▶ _What this task involves_:
Wherever the string "devam" shows up in a line, count that line. Give the total alone.

▶ _Given data_:
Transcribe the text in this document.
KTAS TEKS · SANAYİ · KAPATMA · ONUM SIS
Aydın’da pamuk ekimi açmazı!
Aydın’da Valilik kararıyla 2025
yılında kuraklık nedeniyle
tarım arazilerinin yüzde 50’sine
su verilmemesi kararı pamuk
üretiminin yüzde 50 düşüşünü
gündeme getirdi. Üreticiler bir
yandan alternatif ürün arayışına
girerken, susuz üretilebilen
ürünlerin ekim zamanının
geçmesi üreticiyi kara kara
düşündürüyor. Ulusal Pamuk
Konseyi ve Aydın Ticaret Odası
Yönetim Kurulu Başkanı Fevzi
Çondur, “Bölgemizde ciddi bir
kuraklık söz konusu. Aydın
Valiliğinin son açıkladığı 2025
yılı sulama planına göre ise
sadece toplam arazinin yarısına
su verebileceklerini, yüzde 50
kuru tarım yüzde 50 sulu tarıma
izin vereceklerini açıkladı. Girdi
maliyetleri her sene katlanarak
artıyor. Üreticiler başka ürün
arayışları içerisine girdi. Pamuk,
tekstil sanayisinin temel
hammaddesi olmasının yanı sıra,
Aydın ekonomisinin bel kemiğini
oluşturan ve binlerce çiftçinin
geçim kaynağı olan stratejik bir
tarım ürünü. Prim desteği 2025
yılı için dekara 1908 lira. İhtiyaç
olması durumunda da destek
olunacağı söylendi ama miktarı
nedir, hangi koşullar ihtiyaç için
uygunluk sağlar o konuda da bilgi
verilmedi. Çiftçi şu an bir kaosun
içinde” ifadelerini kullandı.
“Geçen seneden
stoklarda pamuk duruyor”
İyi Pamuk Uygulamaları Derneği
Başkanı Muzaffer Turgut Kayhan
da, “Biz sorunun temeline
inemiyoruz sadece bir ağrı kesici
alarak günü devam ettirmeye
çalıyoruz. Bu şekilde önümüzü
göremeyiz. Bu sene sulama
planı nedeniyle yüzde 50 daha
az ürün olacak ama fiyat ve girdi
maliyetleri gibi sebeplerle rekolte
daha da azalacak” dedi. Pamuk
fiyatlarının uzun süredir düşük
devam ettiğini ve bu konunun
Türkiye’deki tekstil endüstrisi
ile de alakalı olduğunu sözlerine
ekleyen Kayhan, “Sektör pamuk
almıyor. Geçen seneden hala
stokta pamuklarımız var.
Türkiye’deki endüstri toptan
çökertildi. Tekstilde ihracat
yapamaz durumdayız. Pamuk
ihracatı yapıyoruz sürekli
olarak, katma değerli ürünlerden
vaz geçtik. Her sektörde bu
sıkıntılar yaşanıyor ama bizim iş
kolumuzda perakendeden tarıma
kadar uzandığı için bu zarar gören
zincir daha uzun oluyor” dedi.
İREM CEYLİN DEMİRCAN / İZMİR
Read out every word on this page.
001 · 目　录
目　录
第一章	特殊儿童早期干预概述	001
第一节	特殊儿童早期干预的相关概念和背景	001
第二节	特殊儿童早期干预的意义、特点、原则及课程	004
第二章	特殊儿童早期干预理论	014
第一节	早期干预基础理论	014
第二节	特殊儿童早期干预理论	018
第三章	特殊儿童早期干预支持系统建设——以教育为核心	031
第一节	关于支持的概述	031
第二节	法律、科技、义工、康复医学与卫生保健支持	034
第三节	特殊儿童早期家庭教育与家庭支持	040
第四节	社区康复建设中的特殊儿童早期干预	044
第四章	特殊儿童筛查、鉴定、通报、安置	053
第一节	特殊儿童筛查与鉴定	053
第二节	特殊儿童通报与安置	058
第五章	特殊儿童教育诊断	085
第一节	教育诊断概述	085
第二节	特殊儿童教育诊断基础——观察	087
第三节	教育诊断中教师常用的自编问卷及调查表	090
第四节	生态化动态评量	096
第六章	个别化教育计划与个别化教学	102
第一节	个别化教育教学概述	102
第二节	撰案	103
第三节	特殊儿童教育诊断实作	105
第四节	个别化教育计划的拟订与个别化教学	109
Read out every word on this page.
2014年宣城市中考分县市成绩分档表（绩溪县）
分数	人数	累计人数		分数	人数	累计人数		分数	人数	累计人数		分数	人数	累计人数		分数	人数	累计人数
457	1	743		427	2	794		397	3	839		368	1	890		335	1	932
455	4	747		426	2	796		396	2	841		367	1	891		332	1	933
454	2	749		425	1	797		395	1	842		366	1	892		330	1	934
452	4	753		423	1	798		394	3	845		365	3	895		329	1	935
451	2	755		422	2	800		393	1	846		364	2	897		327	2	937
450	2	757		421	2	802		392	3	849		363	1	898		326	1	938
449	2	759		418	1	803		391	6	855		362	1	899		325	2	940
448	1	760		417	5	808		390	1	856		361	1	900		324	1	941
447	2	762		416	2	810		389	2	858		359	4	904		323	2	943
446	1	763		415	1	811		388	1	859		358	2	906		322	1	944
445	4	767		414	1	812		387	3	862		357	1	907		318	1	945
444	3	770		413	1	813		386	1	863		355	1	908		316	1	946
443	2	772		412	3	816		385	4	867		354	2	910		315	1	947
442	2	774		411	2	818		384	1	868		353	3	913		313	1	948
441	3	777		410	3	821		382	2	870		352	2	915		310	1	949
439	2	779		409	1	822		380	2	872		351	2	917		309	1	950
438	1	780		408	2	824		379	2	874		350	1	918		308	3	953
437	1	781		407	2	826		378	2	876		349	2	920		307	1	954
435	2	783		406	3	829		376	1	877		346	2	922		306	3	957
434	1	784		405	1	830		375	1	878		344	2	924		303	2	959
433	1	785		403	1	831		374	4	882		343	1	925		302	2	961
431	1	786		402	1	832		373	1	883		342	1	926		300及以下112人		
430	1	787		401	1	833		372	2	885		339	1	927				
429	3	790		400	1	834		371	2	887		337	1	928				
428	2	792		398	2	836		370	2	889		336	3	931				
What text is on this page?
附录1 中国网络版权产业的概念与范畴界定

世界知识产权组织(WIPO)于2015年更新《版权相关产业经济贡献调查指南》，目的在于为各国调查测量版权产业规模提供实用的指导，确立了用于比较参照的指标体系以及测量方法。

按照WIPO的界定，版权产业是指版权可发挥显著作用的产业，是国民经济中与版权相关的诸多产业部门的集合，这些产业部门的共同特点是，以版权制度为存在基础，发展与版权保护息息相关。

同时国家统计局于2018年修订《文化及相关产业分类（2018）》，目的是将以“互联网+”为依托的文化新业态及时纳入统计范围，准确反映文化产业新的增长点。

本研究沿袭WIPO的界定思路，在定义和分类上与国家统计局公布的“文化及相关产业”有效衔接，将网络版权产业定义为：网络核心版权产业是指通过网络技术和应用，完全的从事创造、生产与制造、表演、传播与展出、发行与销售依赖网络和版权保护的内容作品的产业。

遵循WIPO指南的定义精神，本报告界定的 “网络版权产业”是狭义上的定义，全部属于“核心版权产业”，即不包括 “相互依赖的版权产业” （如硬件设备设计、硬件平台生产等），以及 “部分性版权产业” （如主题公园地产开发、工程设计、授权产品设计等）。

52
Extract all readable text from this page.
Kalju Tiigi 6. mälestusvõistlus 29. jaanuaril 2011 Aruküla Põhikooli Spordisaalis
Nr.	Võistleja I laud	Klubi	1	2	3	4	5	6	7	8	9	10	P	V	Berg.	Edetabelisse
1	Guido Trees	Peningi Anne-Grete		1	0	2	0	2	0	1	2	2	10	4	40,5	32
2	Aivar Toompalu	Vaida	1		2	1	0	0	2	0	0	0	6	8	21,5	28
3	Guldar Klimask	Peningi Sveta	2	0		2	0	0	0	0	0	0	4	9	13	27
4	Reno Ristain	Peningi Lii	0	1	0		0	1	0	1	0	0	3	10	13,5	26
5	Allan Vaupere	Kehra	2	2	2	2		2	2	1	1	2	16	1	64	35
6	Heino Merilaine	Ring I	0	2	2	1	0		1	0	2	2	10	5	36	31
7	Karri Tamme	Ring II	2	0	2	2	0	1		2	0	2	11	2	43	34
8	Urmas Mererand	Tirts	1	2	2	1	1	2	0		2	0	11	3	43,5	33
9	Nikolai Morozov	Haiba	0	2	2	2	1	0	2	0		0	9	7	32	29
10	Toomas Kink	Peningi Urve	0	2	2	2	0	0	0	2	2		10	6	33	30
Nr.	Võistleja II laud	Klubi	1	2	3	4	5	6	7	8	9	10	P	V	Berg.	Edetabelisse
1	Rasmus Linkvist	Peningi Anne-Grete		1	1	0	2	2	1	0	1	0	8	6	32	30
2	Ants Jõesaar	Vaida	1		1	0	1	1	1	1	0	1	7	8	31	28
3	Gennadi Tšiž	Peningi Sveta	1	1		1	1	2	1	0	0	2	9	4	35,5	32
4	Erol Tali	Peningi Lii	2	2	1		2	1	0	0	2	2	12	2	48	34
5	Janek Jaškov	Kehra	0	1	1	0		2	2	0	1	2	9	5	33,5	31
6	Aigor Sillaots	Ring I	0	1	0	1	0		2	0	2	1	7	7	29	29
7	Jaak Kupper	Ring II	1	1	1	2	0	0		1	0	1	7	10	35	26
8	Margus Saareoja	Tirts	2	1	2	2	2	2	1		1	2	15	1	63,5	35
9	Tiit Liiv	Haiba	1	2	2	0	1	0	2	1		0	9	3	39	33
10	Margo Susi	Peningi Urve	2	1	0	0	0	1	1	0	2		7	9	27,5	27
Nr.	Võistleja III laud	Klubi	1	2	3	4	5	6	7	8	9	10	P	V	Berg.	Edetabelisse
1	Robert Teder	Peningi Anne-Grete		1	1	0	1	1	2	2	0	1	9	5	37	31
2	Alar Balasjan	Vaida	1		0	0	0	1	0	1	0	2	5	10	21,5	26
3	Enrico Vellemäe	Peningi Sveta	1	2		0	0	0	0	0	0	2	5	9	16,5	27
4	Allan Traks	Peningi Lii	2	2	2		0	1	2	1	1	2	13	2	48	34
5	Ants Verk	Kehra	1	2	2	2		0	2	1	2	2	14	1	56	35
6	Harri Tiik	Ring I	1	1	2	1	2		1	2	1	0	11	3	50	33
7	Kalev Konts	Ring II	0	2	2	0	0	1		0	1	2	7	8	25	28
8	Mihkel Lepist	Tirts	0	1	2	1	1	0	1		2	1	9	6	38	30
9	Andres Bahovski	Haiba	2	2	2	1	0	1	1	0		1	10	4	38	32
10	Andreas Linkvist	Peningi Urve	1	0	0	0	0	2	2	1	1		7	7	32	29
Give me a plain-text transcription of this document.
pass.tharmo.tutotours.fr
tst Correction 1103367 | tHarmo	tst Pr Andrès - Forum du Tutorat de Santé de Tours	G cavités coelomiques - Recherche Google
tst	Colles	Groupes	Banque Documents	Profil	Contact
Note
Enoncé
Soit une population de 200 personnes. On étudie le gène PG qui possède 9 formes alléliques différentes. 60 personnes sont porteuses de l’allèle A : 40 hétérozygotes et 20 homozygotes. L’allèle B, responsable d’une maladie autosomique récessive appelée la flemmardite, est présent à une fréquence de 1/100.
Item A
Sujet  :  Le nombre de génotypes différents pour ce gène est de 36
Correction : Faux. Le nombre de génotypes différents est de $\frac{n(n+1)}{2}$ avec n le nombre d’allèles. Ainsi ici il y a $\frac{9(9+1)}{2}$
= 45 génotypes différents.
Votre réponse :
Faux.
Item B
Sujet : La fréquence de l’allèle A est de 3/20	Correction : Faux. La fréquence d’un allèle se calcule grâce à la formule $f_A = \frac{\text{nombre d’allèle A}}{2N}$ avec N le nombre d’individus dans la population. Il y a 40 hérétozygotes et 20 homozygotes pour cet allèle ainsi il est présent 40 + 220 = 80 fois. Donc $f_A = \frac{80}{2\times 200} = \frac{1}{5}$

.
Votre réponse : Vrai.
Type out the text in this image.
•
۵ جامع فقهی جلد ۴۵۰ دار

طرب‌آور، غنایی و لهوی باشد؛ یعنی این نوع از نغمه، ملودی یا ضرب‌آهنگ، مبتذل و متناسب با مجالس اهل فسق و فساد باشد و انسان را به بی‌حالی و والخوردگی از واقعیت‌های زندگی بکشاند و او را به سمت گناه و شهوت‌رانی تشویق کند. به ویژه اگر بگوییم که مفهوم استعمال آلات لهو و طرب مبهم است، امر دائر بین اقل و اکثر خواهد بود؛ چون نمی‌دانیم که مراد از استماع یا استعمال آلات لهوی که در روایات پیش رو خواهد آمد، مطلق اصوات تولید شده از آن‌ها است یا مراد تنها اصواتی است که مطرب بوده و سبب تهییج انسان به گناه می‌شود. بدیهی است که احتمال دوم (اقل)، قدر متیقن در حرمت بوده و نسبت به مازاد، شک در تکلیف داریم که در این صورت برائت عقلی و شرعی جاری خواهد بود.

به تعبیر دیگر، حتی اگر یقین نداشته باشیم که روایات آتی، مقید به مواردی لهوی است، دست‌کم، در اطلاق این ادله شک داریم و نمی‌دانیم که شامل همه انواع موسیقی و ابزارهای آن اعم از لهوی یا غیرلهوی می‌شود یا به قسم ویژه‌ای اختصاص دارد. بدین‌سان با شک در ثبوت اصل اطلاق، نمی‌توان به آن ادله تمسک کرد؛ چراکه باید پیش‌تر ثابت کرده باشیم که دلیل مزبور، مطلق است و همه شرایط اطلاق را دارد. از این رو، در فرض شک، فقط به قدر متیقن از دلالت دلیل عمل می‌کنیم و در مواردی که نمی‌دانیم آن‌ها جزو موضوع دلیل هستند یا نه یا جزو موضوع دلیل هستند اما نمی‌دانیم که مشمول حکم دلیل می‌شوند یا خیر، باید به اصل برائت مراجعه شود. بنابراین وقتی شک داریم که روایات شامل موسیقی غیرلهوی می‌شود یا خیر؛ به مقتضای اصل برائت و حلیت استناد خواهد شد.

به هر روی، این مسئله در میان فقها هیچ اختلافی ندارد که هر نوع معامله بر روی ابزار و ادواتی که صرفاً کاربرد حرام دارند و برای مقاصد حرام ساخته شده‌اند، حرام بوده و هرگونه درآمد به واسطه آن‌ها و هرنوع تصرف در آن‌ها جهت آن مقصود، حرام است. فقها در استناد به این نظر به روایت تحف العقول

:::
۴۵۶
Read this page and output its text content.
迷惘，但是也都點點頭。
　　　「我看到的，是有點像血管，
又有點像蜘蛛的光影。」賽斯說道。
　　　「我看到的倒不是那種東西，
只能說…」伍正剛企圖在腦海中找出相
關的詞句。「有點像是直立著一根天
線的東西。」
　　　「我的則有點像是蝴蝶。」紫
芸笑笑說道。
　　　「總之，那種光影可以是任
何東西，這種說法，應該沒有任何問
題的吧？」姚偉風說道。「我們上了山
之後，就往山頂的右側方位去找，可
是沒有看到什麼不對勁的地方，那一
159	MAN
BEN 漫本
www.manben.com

▶ _Right answer_:
2